◆ DESCRIPTION OF THE TASK ◆
Return every line below in which "dapat" appears.

Saved entries:
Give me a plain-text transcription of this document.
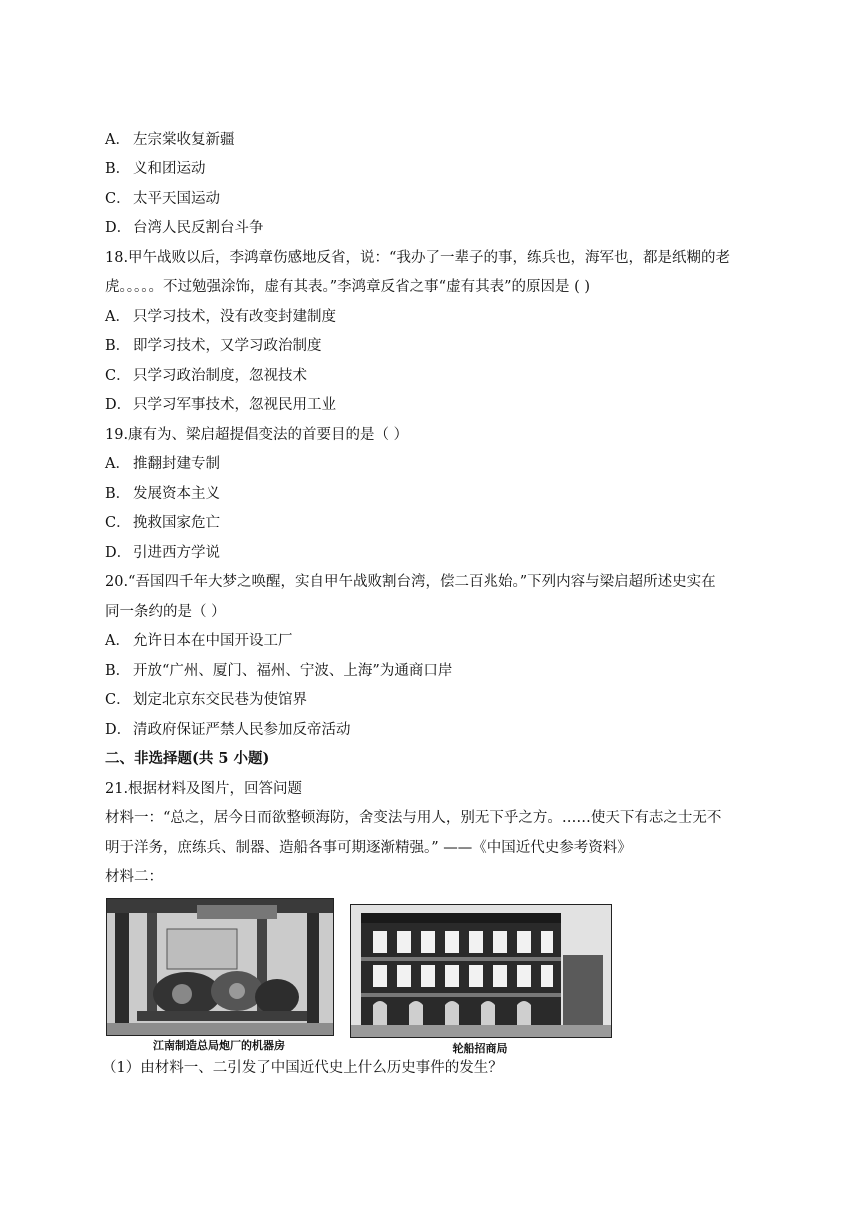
A． 左宗棠收复新疆
B． 义和团运动
C． 太平天国运动
D． 台湾人民反割台斗争
18.甲午战败以后，李鸿章伤感地反省，说：“我办了一辈子的事，练兵也，海军也，都是纸糊的老
虎。。。。。不过勉强涂饰，虚有其表。”李鸿章反省之事“虚有其表”的原因是 ( )
A． 只学习技术，没有改变封建制度
B． 即学习技术，又学习政治制度
C． 只学习政治制度，忽视技术
D． 只学习军事技术，忽视民用工业
19.康有为、梁启超提倡变法的首要目的是（ ）
A． 推翻封建专制
B． 发展资本主义
C． 挽救国家危亡
D． 引进西方学说
20.“吾国四千年大梦之唤醒，实自甲午战败割台湾，偿二百兆始。”下列内容与梁启超所述史实在
同一条约的是（ ）
A． 允许日本在中国开设工厂
B． 开放“广州、厦门、福州、宁波、上海”为通商口岸
C． 划定北京东交民巷为使馆界
D． 清政府保证严禁人民参加反帝活动
二、非选择题(共 5 小题)
21.根据材料及图片，回答问题
材料一：“总之，居今日而欲整顿海防，舍变法与用人，别无下乎之方。……使天下有志之士无不
明于洋务，庶练兵、制器、造船各事可期逐渐精强。” ——《中国近代史参考资料》
材料二：
江南制造总局炮厂的机器房	轮船招商局
（1）由材料一、二引发了中国近代史上什么历史事件的发生？
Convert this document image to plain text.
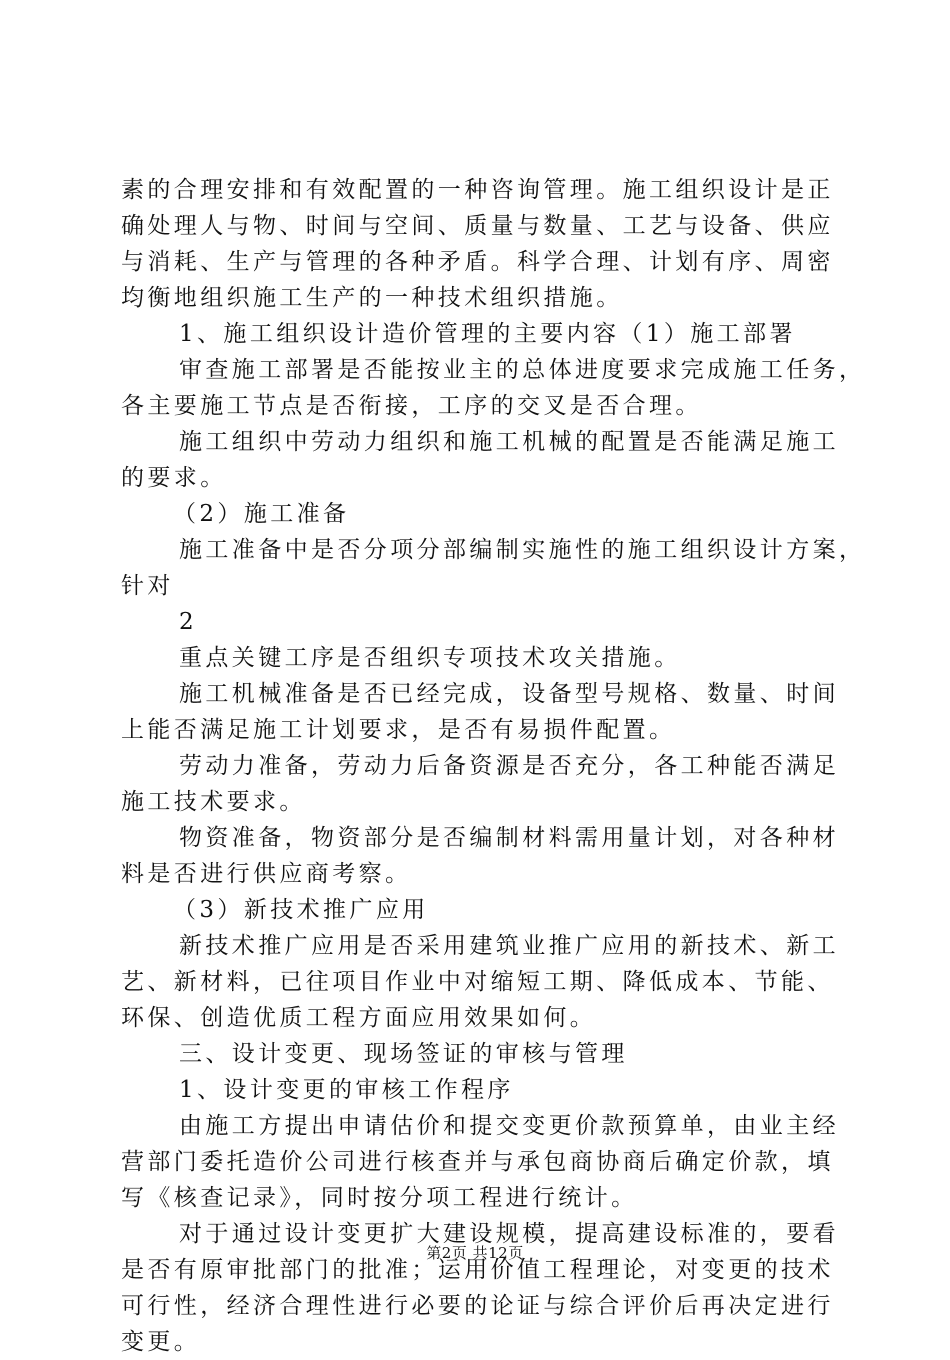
素的合理安排和有效配置的一种咨询管理。施工组织设计是正
确处理人与物、时间与空间、质量与数量、工艺与设备、供应
与消耗、生产与管理的各种矛盾。科学合理、计划有序、周密
均衡地组织施工生产的一种技术组织措施。
1、施工组织设计造价管理的主要内容（1）施工部署
审查施工部署是否能按业主的总体进度要求完成施工任务，
各主要施工节点是否衔接，工序的交叉是否合理。
施工组织中劳动力组织和施工机械的配置是否能满足施工
的要求。
（2）施工准备
施工准备中是否分项分部编制实施性的施工组织设计方案，
针对
2
重点关键工序是否组织专项技术攻关措施。
施工机械准备是否已经完成，设备型号规格、数量、时间
上能否满足施工计划要求，是否有易损件配置。
劳动力准备，劳动力后备资源是否充分，各工种能否满足
施工技术要求。
物资准备，物资部分是否编制材料需用量计划，对各种材
料是否进行供应商考察。
（3）新技术推广应用
新技术推广应用是否采用建筑业推广应用的新技术、新工
艺、新材料，已往项目作业中对缩短工期、降低成本、节能、
环保、创造优质工程方面应用效果如何。
三、设计变更、现场签证的审核与管理
1、设计变更的审核工作程序
由施工方提出申请估价和提交变更价款预算单，由业主经
营部门委托造价公司进行核查并与承包商协商后确定价款，填
写《核查记录》，同时按分项工程进行统计。
对于通过设计变更扩大建设规模，提高建设标准的，要看
是否有原审批部门的批准；运用价值工程理论，对变更的技术
可行性，经济合理性进行必要的论证与综合评价后再决定进行
变更。
第2页 共12页
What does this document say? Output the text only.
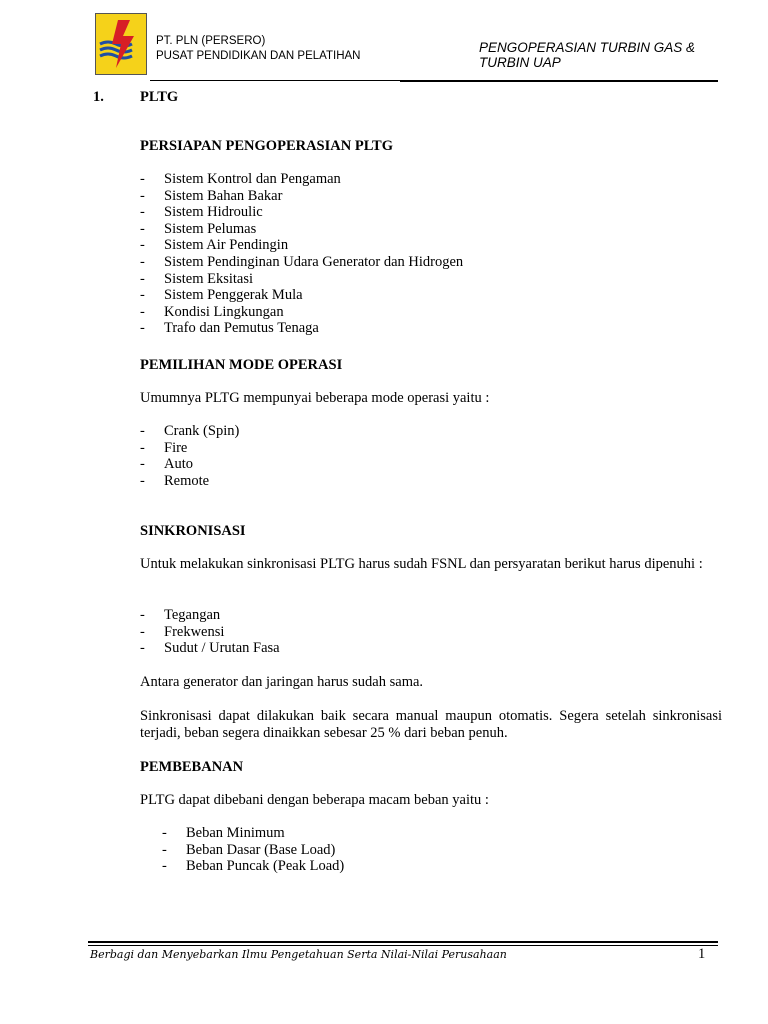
PT. PLN (PERSERO)
PUSAT PENDIDIKAN DAN PELATIHAN
PENGOPERASIAN TURBIN GAS &
TURBIN UAP
1. PLTG
PERSIAPAN PENGOPERASIAN PLTG
- Sistem Kontrol dan Pengaman
- Sistem Bahan Bakar
- Sistem Hidroulic
- Sistem Pelumas
- Sistem Air Pendingin
- Sistem Pendinginan Udara Generator dan Hidrogen
- Sistem Eksitasi
- Sistem Penggerak Mula
- Kondisi Lingkungan
- Trafo dan Pemutus Tenaga
PEMILIHAN MODE OPERASI
Umumnya PLTG mempunyai beberapa mode operasi yaitu :
- Crank (Spin)
- Fire
- Auto
- Remote
SINKRONISASI
Untuk melakukan sinkronisasi PLTG harus sudah FSNL dan persyaratan berikut harus dipenuhi :
- Tegangan
- Frekwensi
- Sudut / Urutan Fasa
Antara generator dan jaringan harus sudah sama.
Sinkronisasi dapat dilakukan baik secara manual maupun otomatis. Segera setelah sinkronisasi terjadi, beban segera dinaikkan sebesar 25 % dari beban penuh.
PEMBEBANAN
PLTG dapat dibebani dengan beberapa macam beban yaitu :
- Beban Minimum
- Beban Dasar (Base Load)
- Beban Puncak (Peak Load)
Berbagi dan Menyebarkan Ilmu Pengetahuan Serta Nilai-Nilai Perusahaan	1
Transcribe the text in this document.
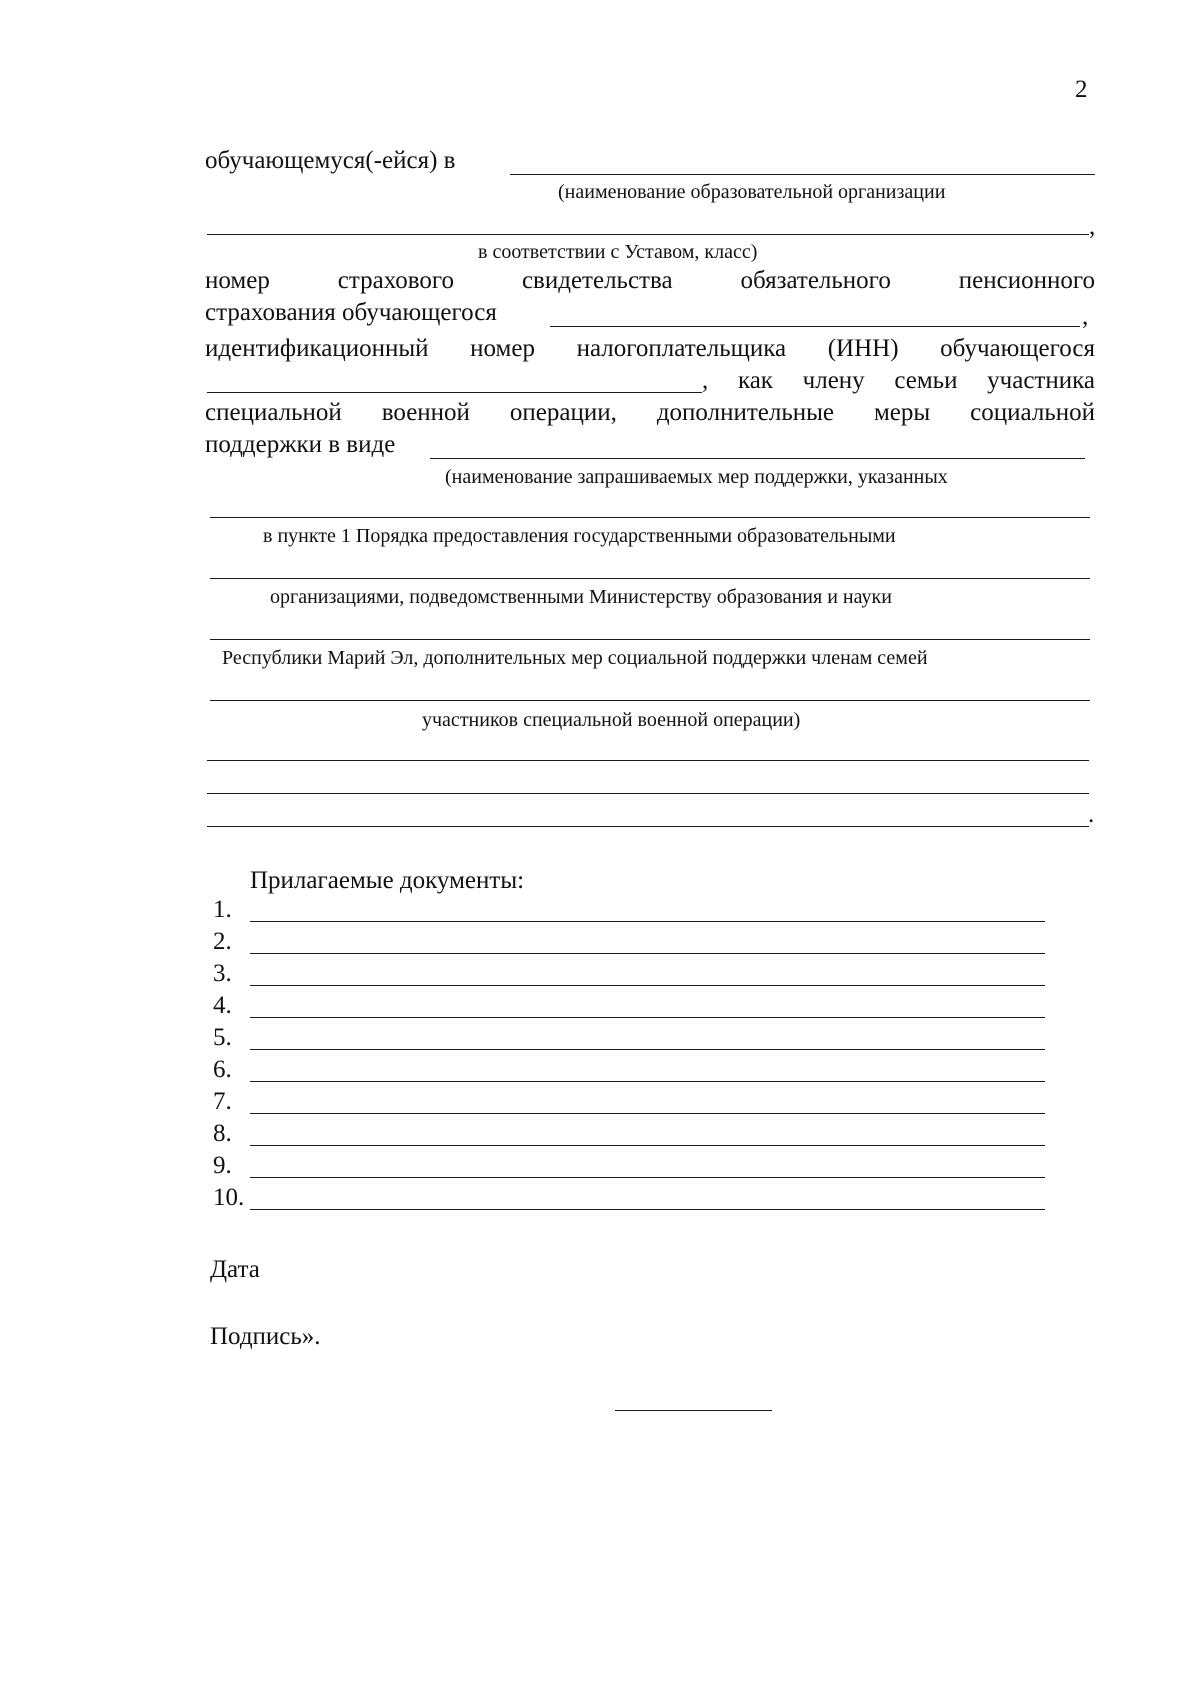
2
обучающемуся(-ейся) в
(наименование образовательной организации
,
в соответствии с Уставом, класс)
номер	страхового	свидетельства	обязательного	пенсионного
страхования обучающегося	,
идентификационный номер налогоплательщика (ИНН) обучающегося
, как члену семьи участника
специальной военной операции, дополнительные меры социальной
поддержки в виде
(наименование запрашиваемых мер поддержки, указанных
в пункте 1 Порядка предоставления государственными образовательными
организациями, подведомственными Министерству образования и науки
Республики Марий Эл, дополнительных мер социальной поддержки членам семей
участников специальной военной операции)
.
Прилагаемые документы:
1.
2.
3.
4.
5.
6.
7.
8.
9.
10.
Дата
Подпись».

◆ RESPONSE ◆
Sinkronisasi dapat dilakukan baik secara manual maupun otomatis. Segera setelah sinkronisasi terjadi, beban segera dinaikkan sebesar 25 % dari beban penuh.
PLTG dapat dibebani dengan beberapa macam beban yaitu :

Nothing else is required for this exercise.